» Written instruction: Every line in the listing is to be echoed verbatim.

» Given entries:
-- START --

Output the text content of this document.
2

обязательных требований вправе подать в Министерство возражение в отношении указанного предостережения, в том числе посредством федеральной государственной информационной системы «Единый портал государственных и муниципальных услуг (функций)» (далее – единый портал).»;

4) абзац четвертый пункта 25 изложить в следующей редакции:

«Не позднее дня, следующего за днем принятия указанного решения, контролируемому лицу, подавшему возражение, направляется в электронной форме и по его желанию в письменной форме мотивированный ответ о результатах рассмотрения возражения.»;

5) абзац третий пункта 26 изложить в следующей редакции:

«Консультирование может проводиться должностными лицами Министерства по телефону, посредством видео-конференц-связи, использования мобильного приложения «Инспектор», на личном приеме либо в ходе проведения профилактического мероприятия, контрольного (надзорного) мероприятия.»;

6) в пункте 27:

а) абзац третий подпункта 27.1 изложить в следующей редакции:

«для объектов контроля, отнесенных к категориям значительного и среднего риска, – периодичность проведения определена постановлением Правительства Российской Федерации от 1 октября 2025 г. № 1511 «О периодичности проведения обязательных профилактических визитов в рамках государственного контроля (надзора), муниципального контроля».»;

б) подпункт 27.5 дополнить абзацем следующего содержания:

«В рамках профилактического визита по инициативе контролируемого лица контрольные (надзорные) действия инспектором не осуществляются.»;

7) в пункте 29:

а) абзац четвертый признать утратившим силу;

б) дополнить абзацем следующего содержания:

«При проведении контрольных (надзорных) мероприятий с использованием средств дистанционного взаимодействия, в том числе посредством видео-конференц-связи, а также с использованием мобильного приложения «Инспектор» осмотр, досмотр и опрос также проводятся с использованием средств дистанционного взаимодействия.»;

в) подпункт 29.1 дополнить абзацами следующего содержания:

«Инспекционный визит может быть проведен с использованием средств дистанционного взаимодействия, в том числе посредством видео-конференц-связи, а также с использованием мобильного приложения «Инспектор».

-- END --

» Exercise response:
Output the text content of this document.
2

обязательных требований вправе подать в Министерство возражение в отношении указанного предостережения, в том числе посредством федеральной государственной информационной системы «Единый портал государственных и муниципальных услуг (функций)» (далее – единый портал).»;

4) абзац четвертый пункта 25 изложить в следующей редакции:

«Не позднее дня, следующего за днем принятия указанного решения, контролируемому лицу, подавшему возражение, направляется в электронной форме и по его желанию в письменной форме мотивированный ответ о результатах рассмотрения возражения.»;

5) абзац третий пункта 26 изложить в следующей редакции:

«Консультирование может проводиться должностными лицами Министерства по телефону, посредством видео-конференц-связи, использования мобильного приложения «Инспектор», на личном приеме либо в ходе проведения профилактического мероприятия, контрольного (надзорного) мероприятия.»;

6) в пункте 27:

а) абзац третий подпункта 27.1 изложить в следующей редакции:

«для объектов контроля, отнесенных к категориям значительного и среднего риска, – периодичность проведения определена постановлением Правительства Российской Федерации от 1 октября 2025 г. № 1511 «О периодичности проведения обязательных профилактических визитов в рамках государственного контроля (надзора), муниципального контроля».»;

б) подпункт 27.5 дополнить абзацем следующего содержания:

«В рамках профилактического визита по инициативе контролируемого лица контрольные (надзорные) действия инспектором не осуществляются.»;

7) в пункте 29:

а) абзац четвертый признать утратившим силу;

б) дополнить абзацем следующего содержания:

«При проведении контрольных (надзорных) мероприятий с использованием средств дистанционного взаимодействия, в том числе посредством видео-конференц-связи, а также с использованием мобильного приложения «Инспектор» осмотр, досмотр и опрос также проводятся с использованием средств дистанционного взаимодействия.»;

в) подпункт 29.1 дополнить абзацами следующего содержания:

«Инспекционный визит может быть проведен с использованием средств дистанционного взаимодействия, в том числе посредством видео-конференц-связи, а также с использованием мобильного приложения «Инспектор».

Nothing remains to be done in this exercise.